Saved entries:
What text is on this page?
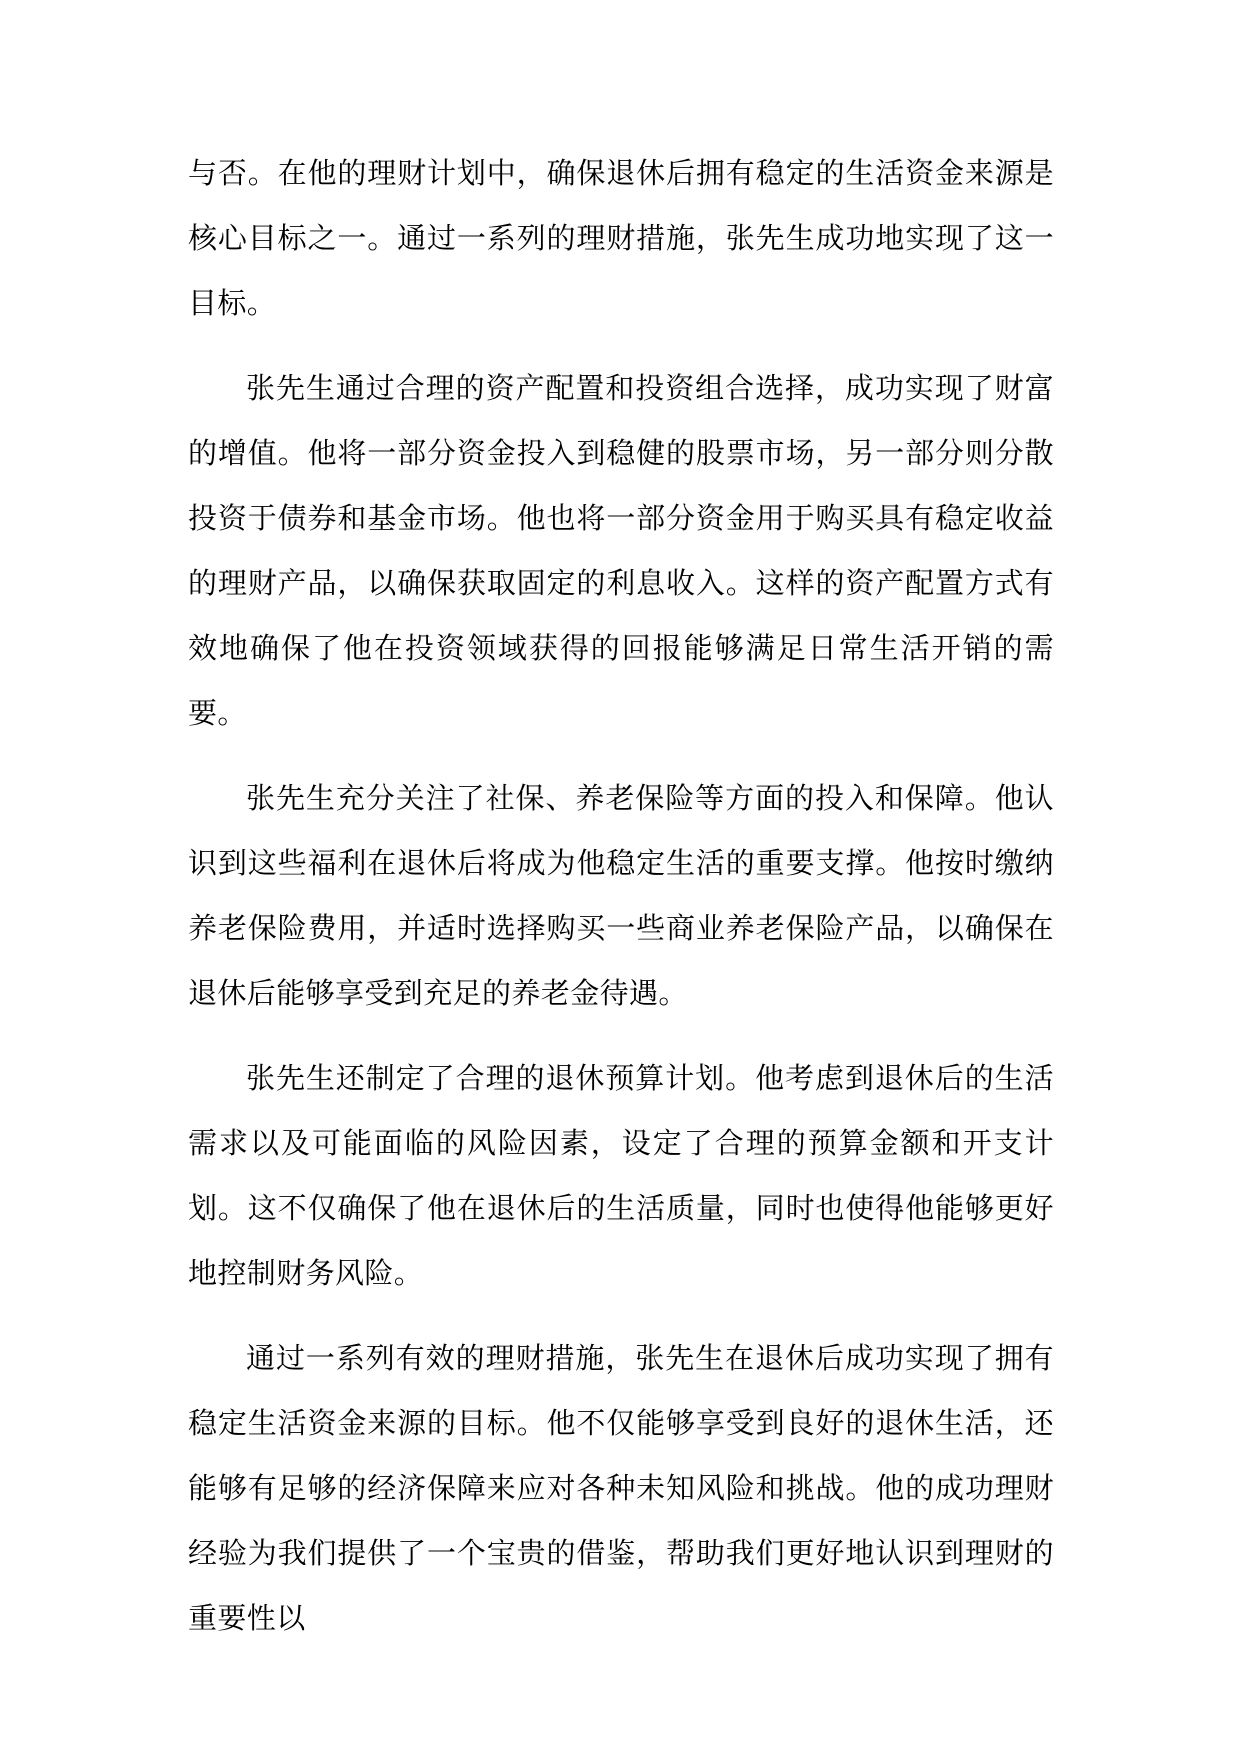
与否。在他的理财计划中，确保退休后拥有稳定的生活资金来源是核心目标之一。通过一系列的理财措施，张先生成功地实现了这一目标。

张先生通过合理的资产配置和投资组合选择，成功实现了财富的增值。他将一部分资金投入到稳健的股票市场，另一部分则分散投资于债券和基金市场。他也将一部分资金用于购买具有稳定收益的理财产品，以确保获取固定的利息收入。这样的资产配置方式有效地确保了他在投资领域获得的回报能够满足日常生活开销的需要。

张先生充分关注了社保、养老保险等方面的投入和保障。他认识到这些福利在退休后将成为他稳定生活的重要支撑。他按时缴纳养老保险费用，并适时选择购买一些商业养老保险产品，以确保在退休后能够享受到充足的养老金待遇。

张先生还制定了合理的退休预算计划。他考虑到退休后的生活需求以及可能面临的风险因素，设定了合理的预算金额和开支计划。这不仅确保了他在退休后的生活质量，同时也使得他能够更好地控制财务风险。

通过一系列有效的理财措施，张先生在退休后成功实现了拥有稳定生活资金来源的目标。他不仅能够享受到良好的退休生活，还能够有足够的经济保障来应对各种未知风险和挑战。他的成功理财经验为我们提供了一个宝贵的借鉴，帮助我们更好地认识到理财的重要性以
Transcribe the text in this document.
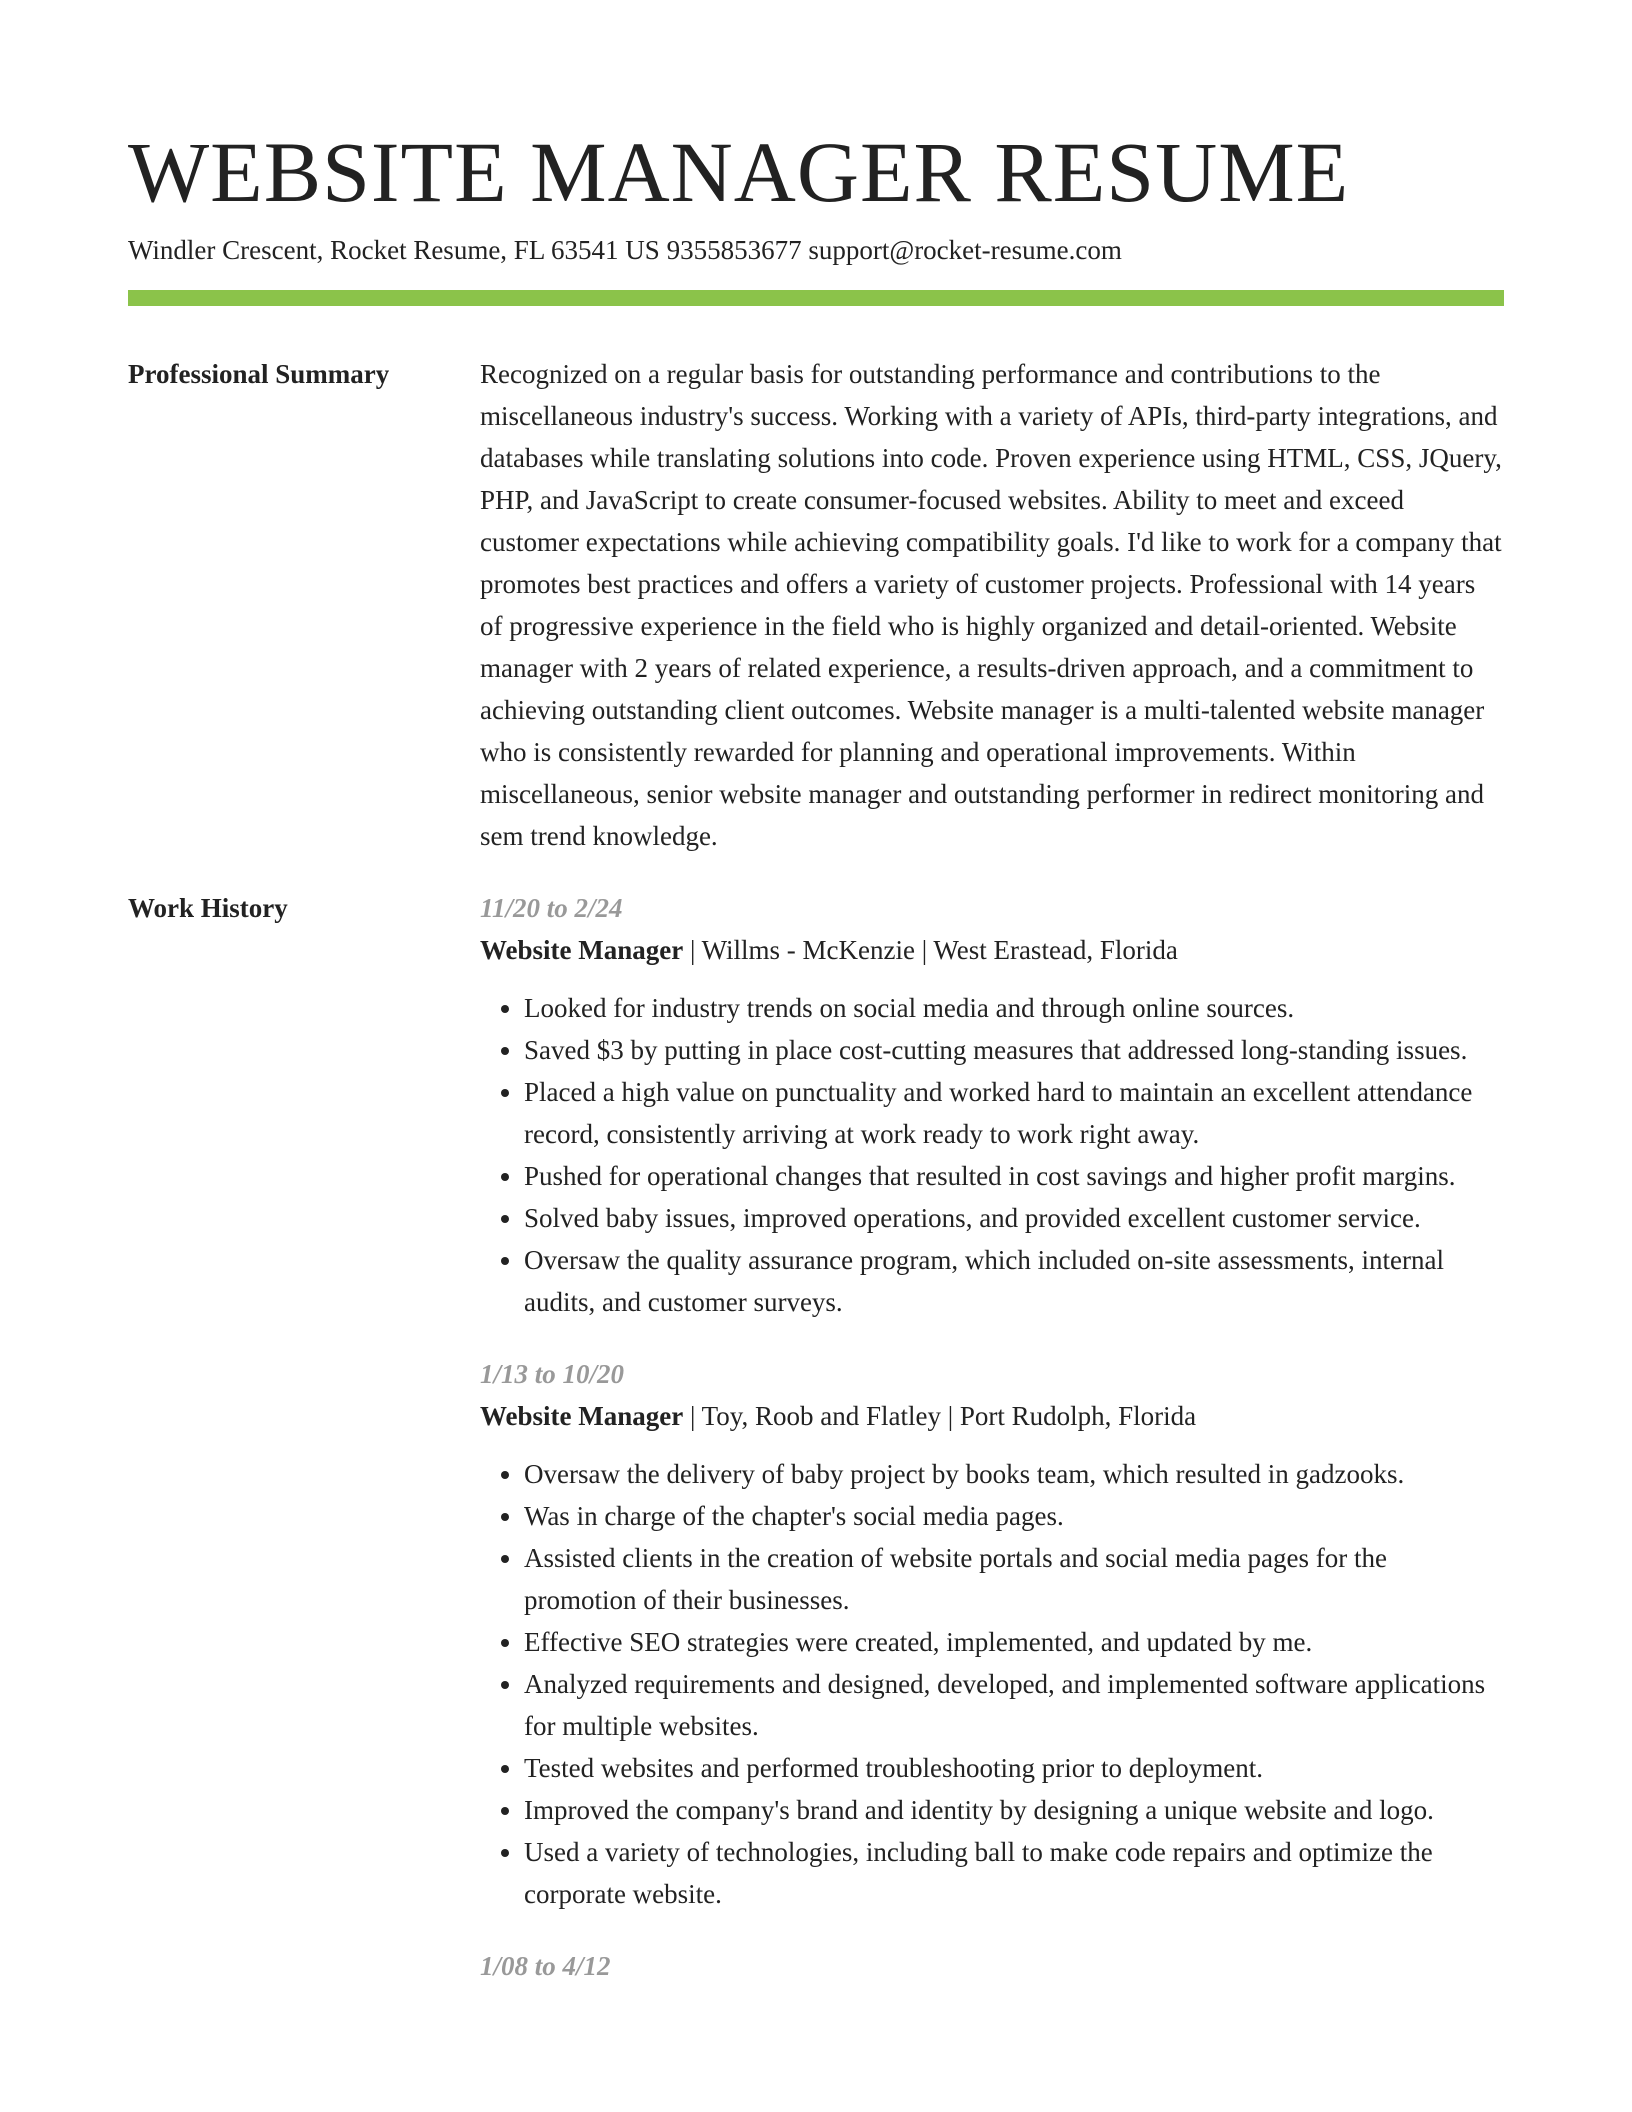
WEBSITE MANAGER RESUME
Windler Crescent, Rocket Resume, FL 63541 US 9355853677 support@rocket-resume.com
Professional Summary	Recognized on a regular basis for outstanding performance and contributions to the miscellaneous industry's success. Working with a variety of APIs, third-party integrations, and databases while translating solutions into code. Proven experience using HTML, CSS, JQuery, PHP, and JavaScript to create consumer-focused websites. Ability to meet and exceed customer expectations while achieving compatibility goals. I'd like to work for a company that promotes best practices and offers a variety of customer projects. Professional with 14 years of progressive experience in the field who is highly organized and detail-oriented. Website manager with 2 years of related experience, a results-driven approach, and a commitment to achieving outstanding client outcomes. Website manager is a multi-talented website manager who is consistently rewarded for planning and operational improvements. Within miscellaneous, senior website manager and outstanding performer in redirect monitoring and sem trend knowledge.

Work History	11/20 to 2/24
Website Manager | Willms - McKenzie | West Erastead, Florida
• Looked for industry trends on social media and through online sources.
• Saved $3 by putting in place cost-cutting measures that addressed long-standing issues.
• Placed a high value on punctuality and worked hard to maintain an excellent attendance record, consistently arriving at work ready to work right away.
• Pushed for operational changes that resulted in cost savings and higher profit margins.
• Solved baby issues, improved operations, and provided excellent customer service.
• Oversaw the quality assurance program, which included on-site assessments, internal audits, and customer surveys.
1/13 to 10/20
Website Manager | Toy, Roob and Flatley | Port Rudolph, Florida
• Oversaw the delivery of baby project by books team, which resulted in gadzooks.
• Was in charge of the chapter's social media pages.
• Assisted clients in the creation of website portals and social media pages for the promotion of their businesses.
• Effective SEO strategies were created, implemented, and updated by me.
• Analyzed requirements and designed, developed, and implemented software applications for multiple websites.
• Tested websites and performed troubleshooting prior to deployment.
• Improved the company's brand and identity by designing a unique website and logo.
• Used a variety of technologies, including ball to make code repairs and optimize the corporate website.
1/08 to 4/12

TASK STATEMENT:
Write out the whole listing again, exactly, with no pictures.

OUTPUT BELOW:
What text is on this page?
与否。在他的理财计划中，确保退休后拥有稳定的生活资金来源是核心目标之一。通过一系列的理财措施，张先生成功地实现了这一目标。

张先生通过合理的资产配置和投资组合选择，成功实现了财富的增值。他将一部分资金投入到稳健的股票市场，另一部分则分散投资于债券和基金市场。他也将一部分资金用于购买具有稳定收益的理财产品，以确保获取固定的利息收入。这样的资产配置方式有效地确保了他在投资领域获得的回报能够满足日常生活开销的需要。

张先生充分关注了社保、养老保险等方面的投入和保障。他认识到这些福利在退休后将成为他稳定生活的重要支撑。他按时缴纳养老保险费用，并适时选择购买一些商业养老保险产品，以确保在退休后能够享受到充足的养老金待遇。

张先生还制定了合理的退休预算计划。他考虑到退休后的生活需求以及可能面临的风险因素，设定了合理的预算金额和开支计划。这不仅确保了他在退休后的生活质量，同时也使得他能够更好地控制财务风险。

通过一系列有效的理财措施，张先生在退休后成功实现了拥有稳定生活资金来源的目标。他不仅能够享受到良好的退休生活，还能够有足够的经济保障来应对各种未知风险和挑战。他的成功理财经验为我们提供了一个宝贵的借鉴，帮助我们更好地认识到理财的重要性以
Transcribe the text in this document.
WEBSITE MANAGER RESUME
Windler Crescent, Rocket Resume, FL 63541 US 9355853677 support@rocket-resume.com
Professional Summary	Recognized on a regular basis for outstanding performance and contributions to the miscellaneous industry's success. Working with a variety of APIs, third-party integrations, and databases while translating solutions into code. Proven experience using HTML, CSS, JQuery, PHP, and JavaScript to create consumer-focused websites. Ability to meet and exceed customer expectations while achieving compatibility goals. I'd like to work for a company that promotes best practices and offers a variety of customer projects. Professional with 14 years of progressive experience in the field who is highly organized and detail-oriented. Website manager with 2 years of related experience, a results-driven approach, and a commitment to achieving outstanding client outcomes. Website manager is a multi-talented website manager who is consistently rewarded for planning and operational improvements. Within miscellaneous, senior website manager and outstanding performer in redirect monitoring and sem trend knowledge.

Work History	11/20 to 2/24
Website Manager | Willms - McKenzie | West Erastead, Florida
• Looked for industry trends on social media and through online sources.
• Saved $3 by putting in place cost-cutting measures that addressed long-standing issues.
• Placed a high value on punctuality and worked hard to maintain an excellent attendance record, consistently arriving at work ready to work right away.
• Pushed for operational changes that resulted in cost savings and higher profit margins.
• Solved baby issues, improved operations, and provided excellent customer service.
• Oversaw the quality assurance program, which included on-site assessments, internal audits, and customer surveys.
1/13 to 10/20
Website Manager | Toy, Roob and Flatley | Port Rudolph, Florida
• Oversaw the delivery of baby project by books team, which resulted in gadzooks.
• Was in charge of the chapter's social media pages.
• Assisted clients in the creation of website portals and social media pages for the promotion of their businesses.
• Effective SEO strategies were created, implemented, and updated by me.
• Analyzed requirements and designed, developed, and implemented software applications for multiple websites.
• Tested websites and performed troubleshooting prior to deployment.
• Improved the company's brand and identity by designing a unique website and logo.
• Used a variety of technologies, including ball to make code repairs and optimize the corporate website.
1/08 to 4/12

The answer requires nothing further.